══ Data shown

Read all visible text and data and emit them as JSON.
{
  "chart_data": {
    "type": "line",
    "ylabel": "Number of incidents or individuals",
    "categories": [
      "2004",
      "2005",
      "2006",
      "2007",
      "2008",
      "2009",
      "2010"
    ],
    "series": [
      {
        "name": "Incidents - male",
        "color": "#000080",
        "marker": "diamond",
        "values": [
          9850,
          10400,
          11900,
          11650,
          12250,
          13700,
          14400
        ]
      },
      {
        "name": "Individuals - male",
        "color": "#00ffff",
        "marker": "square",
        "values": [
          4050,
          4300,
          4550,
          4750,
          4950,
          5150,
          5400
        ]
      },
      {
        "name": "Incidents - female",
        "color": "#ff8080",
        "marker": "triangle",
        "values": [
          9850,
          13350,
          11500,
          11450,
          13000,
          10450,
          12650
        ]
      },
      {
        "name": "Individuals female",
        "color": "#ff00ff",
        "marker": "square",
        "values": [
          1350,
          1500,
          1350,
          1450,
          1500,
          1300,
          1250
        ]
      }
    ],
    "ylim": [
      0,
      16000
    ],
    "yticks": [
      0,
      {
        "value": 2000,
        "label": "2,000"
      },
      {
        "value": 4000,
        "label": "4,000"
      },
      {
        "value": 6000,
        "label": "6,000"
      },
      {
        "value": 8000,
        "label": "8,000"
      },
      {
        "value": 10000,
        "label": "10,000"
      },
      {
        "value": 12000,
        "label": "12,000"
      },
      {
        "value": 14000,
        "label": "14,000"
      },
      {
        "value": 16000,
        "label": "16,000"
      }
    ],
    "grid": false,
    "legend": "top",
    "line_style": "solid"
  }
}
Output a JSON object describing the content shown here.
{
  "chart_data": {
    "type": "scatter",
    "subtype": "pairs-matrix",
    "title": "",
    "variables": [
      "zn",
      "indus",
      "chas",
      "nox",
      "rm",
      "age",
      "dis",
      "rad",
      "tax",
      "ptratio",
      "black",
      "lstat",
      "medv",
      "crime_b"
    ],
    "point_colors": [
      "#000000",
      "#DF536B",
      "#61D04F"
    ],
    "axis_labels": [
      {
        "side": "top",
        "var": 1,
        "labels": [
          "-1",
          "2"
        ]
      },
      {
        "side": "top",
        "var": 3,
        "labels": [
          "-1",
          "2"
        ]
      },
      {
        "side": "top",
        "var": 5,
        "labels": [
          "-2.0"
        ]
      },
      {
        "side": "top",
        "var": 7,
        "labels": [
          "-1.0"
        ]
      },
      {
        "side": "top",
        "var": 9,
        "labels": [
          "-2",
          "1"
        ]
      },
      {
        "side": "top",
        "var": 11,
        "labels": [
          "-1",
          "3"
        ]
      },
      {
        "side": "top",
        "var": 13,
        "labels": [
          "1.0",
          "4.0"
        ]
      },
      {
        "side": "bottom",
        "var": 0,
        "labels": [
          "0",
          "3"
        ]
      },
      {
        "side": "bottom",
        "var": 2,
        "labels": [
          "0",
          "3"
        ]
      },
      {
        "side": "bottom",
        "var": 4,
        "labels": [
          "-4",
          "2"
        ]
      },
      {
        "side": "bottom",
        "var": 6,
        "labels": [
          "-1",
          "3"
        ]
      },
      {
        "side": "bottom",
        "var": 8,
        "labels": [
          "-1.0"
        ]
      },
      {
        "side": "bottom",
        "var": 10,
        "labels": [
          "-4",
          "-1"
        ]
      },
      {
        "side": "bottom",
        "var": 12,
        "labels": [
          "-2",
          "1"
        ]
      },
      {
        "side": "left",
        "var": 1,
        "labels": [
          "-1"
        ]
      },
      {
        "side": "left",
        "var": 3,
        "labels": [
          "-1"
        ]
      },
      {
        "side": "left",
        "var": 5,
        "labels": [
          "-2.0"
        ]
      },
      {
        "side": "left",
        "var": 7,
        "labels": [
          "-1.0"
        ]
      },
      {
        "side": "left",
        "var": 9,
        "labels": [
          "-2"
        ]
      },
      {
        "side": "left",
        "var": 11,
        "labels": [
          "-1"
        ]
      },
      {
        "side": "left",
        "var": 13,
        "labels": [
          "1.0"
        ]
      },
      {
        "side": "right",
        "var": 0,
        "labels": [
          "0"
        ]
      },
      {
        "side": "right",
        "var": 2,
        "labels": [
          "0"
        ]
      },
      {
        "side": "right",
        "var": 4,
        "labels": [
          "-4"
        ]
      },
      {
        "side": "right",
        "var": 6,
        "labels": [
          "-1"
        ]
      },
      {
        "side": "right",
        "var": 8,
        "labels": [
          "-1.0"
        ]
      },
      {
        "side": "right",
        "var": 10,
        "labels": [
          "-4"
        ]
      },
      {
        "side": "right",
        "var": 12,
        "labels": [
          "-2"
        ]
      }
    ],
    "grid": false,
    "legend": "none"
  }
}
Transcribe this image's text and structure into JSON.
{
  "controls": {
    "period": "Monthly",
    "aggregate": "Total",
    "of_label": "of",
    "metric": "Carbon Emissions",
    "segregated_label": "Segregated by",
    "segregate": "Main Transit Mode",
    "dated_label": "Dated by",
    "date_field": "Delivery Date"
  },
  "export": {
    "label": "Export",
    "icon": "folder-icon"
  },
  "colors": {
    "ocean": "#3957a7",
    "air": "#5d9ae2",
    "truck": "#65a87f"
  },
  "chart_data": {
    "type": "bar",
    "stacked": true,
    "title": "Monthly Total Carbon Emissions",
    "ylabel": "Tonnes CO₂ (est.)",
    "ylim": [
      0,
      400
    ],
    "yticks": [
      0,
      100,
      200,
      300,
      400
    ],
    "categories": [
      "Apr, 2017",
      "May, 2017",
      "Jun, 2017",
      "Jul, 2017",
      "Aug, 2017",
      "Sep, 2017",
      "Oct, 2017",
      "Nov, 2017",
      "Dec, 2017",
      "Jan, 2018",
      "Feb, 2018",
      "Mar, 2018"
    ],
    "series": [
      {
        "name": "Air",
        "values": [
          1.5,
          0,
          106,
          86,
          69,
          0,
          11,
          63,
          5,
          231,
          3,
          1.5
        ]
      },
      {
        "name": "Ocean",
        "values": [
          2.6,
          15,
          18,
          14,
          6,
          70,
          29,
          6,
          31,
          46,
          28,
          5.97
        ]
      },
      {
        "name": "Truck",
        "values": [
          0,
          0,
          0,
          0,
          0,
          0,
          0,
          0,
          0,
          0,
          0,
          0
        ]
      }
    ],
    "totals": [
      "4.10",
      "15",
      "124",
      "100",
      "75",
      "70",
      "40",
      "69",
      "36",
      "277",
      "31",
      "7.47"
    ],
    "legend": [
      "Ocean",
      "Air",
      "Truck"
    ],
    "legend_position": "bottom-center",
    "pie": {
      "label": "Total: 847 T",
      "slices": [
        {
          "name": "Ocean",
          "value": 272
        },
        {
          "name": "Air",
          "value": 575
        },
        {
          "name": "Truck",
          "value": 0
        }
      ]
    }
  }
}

════

- Instructions to follow -
All of the data must be returned exactly.

- Answer for the task -
Read all visible text and data and emit them as JSON.
{
  "chart_data": {
    "type": "line",
    "ylabel": "Number of incidents or individuals",
    "categories": [
      "2004",
      "2005",
      "2006",
      "2007",
      "2008",
      "2009",
      "2010"
    ],
    "series": [
      {
        "name": "Incidents - male",
        "color": "#000080",
        "marker": "diamond",
        "values": [
          9850,
          10400,
          11900,
          11650,
          12250,
          13700,
          14400
        ]
      },
      {
        "name": "Individuals - male",
        "color": "#00ffff",
        "marker": "square",
        "values": [
          4050,
          4300,
          4550,
          4750,
          4950,
          5150,
          5400
        ]
      },
      {
        "name": "Incidents - female",
        "color": "#ff8080",
        "marker": "triangle",
        "values": [
          9850,
          13350,
          11500,
          11450,
          13000,
          10450,
          12650
        ]
      },
      {
        "name": "Individuals female",
        "color": "#ff00ff",
        "marker": "square",
        "values": [
          1350,
          1500,
          1350,
          1450,
          1500,
          1300,
          1250
        ]
      }
    ],
    "ylim": [
      0,
      16000
    ],
    "yticks": [
      0,
      {
        "value": 2000,
        "label": "2,000"
      },
      {
        "value": 4000,
        "label": "4,000"
      },
      {
        "value": 6000,
        "label": "6,000"
      },
      {
        "value": 8000,
        "label": "8,000"
      },
      {
        "value": 10000,
        "label": "10,000"
      },
      {
        "value": 12000,
        "label": "12,000"
      },
      {
        "value": 14000,
        "label": "14,000"
      },
      {
        "value": 16000,
        "label": "16,000"
      }
    ],
    "grid": false,
    "legend": "top",
    "line_style": "solid"
  }
}
Output a JSON object describing the content shown here.
{
  "chart_data": {
    "type": "scatter",
    "subtype": "pairs-matrix",
    "title": "",
    "variables": [
      "zn",
      "indus",
      "chas",
      "nox",
      "rm",
      "age",
      "dis",
      "rad",
      "tax",
      "ptratio",
      "black",
      "lstat",
      "medv",
      "crime_b"
    ],
    "point_colors": [
      "#000000",
      "#DF536B",
      "#61D04F"
    ],
    "axis_labels": [
      {
        "side": "top",
        "var": 1,
        "labels": [
          "-1",
          "2"
        ]
      },
      {
        "side": "top",
        "var": 3,
        "labels": [
          "-1",
          "2"
        ]
      },
      {
        "side": "top",
        "var": 5,
        "labels": [
          "-2.0"
        ]
      },
      {
        "side": "top",
        "var": 7,
        "labels": [
          "-1.0"
        ]
      },
      {
        "side": "top",
        "var": 9,
        "labels": [
          "-2",
          "1"
        ]
      },
      {
        "side": "top",
        "var": 11,
        "labels": [
          "-1",
          "3"
        ]
      },
      {
        "side": "top",
        "var": 13,
        "labels": [
          "1.0",
          "4.0"
        ]
      },
      {
        "side": "bottom",
        "var": 0,
        "labels": [
          "0",
          "3"
        ]
      },
      {
        "side": "bottom",
        "var": 2,
        "labels": [
          "0",
          "3"
        ]
      },
      {
        "side": "bottom",
        "var": 4,
        "labels": [
          "-4",
          "2"
        ]
      },
      {
        "side": "bottom",
        "var": 6,
        "labels": [
          "-1",
          "3"
        ]
      },
      {
        "side": "bottom",
        "var": 8,
        "labels": [
          "-1.0"
        ]
      },
      {
        "side": "bottom",
        "var": 10,
        "labels": [
          "-4",
          "-1"
        ]
      },
      {
        "side": "bottom",
        "var": 12,
        "labels": [
          "-2",
          "1"
        ]
      },
      {
        "side": "left",
        "var": 1,
        "labels": [
          "-1"
        ]
      },
      {
        "side": "left",
        "var": 3,
        "labels": [
          "-1"
        ]
      },
      {
        "side": "left",
        "var": 5,
        "labels": [
          "-2.0"
        ]
      },
      {
        "side": "left",
        "var": 7,
        "labels": [
          "-1.0"
        ]
      },
      {
        "side": "left",
        "var": 9,
        "labels": [
          "-2"
        ]
      },
      {
        "side": "left",
        "var": 11,
        "labels": [
          "-1"
        ]
      },
      {
        "side": "left",
        "var": 13,
        "labels": [
          "1.0"
        ]
      },
      {
        "side": "right",
        "var": 0,
        "labels": [
          "0"
        ]
      },
      {
        "side": "right",
        "var": 2,
        "labels": [
          "0"
        ]
      },
      {
        "side": "right",
        "var": 4,
        "labels": [
          "-4"
        ]
      },
      {
        "side": "right",
        "var": 6,
        "labels": [
          "-1"
        ]
      },
      {
        "side": "right",
        "var": 8,
        "labels": [
          "-1.0"
        ]
      },
      {
        "side": "right",
        "var": 10,
        "labels": [
          "-4"
        ]
      },
      {
        "side": "right",
        "var": 12,
        "labels": [
          "-2"
        ]
      }
    ],
    "grid": false,
    "legend": "none"
  }
}
Transcribe this image's text and structure into JSON.
{
  "controls": {
    "period": "Monthly",
    "aggregate": "Total",
    "of_label": "of",
    "metric": "Carbon Emissions",
    "segregated_label": "Segregated by",
    "segregate": "Main Transit Mode",
    "dated_label": "Dated by",
    "date_field": "Delivery Date"
  },
  "export": {
    "label": "Export",
    "icon": "folder-icon"
  },
  "colors": {
    "ocean": "#3957a7",
    "air": "#5d9ae2",
    "truck": "#65a87f"
  },
  "chart_data": {
    "type": "bar",
    "stacked": true,
    "title": "Monthly Total Carbon Emissions",
    "ylabel": "Tonnes CO₂ (est.)",
    "ylim": [
      0,
      400
    ],
    "yticks": [
      0,
      100,
      200,
      300,
      400
    ],
    "categories": [
      "Apr, 2017",
      "May, 2017",
      "Jun, 2017",
      "Jul, 2017",
      "Aug, 2017",
      "Sep, 2017",
      "Oct, 2017",
      "Nov, 2017",
      "Dec, 2017",
      "Jan, 2018",
      "Feb, 2018",
      "Mar, 2018"
    ],
    "series": [
      {
        "name": "Air",
        "values": [
          1.5,
          0,
          106,
          86,
          69,
          0,
          11,
          63,
          5,
          231,
          3,
          1.5
        ]
      },
      {
        "name": "Ocean",
        "values": [
          2.6,
          15,
          18,
          14,
          6,
          70,
          29,
          6,
          31,
          46,
          28,
          5.97
        ]
      },
      {
        "name": "Truck",
        "values": [
          0,
          0,
          0,
          0,
          0,
          0,
          0,
          0,
          0,
          0,
          0,
          0
        ]
      }
    ],
    "totals": [
      "4.10",
      "15",
      "124",
      "100",
      "75",
      "70",
      "40",
      "69",
      "36",
      "277",
      "31",
      "7.47"
    ],
    "legend": [
      "Ocean",
      "Air",
      "Truck"
    ],
    "legend_position": "bottom-center",
    "pie": {
      "label": "Total: 847 T",
      "slices": [
        {
          "name": "Ocean",
          "value": 272
        },
        {
          "name": "Air",
          "value": 575
        },
        {
          "name": "Truck",
          "value": 0
        }
      ]
    }
  }
}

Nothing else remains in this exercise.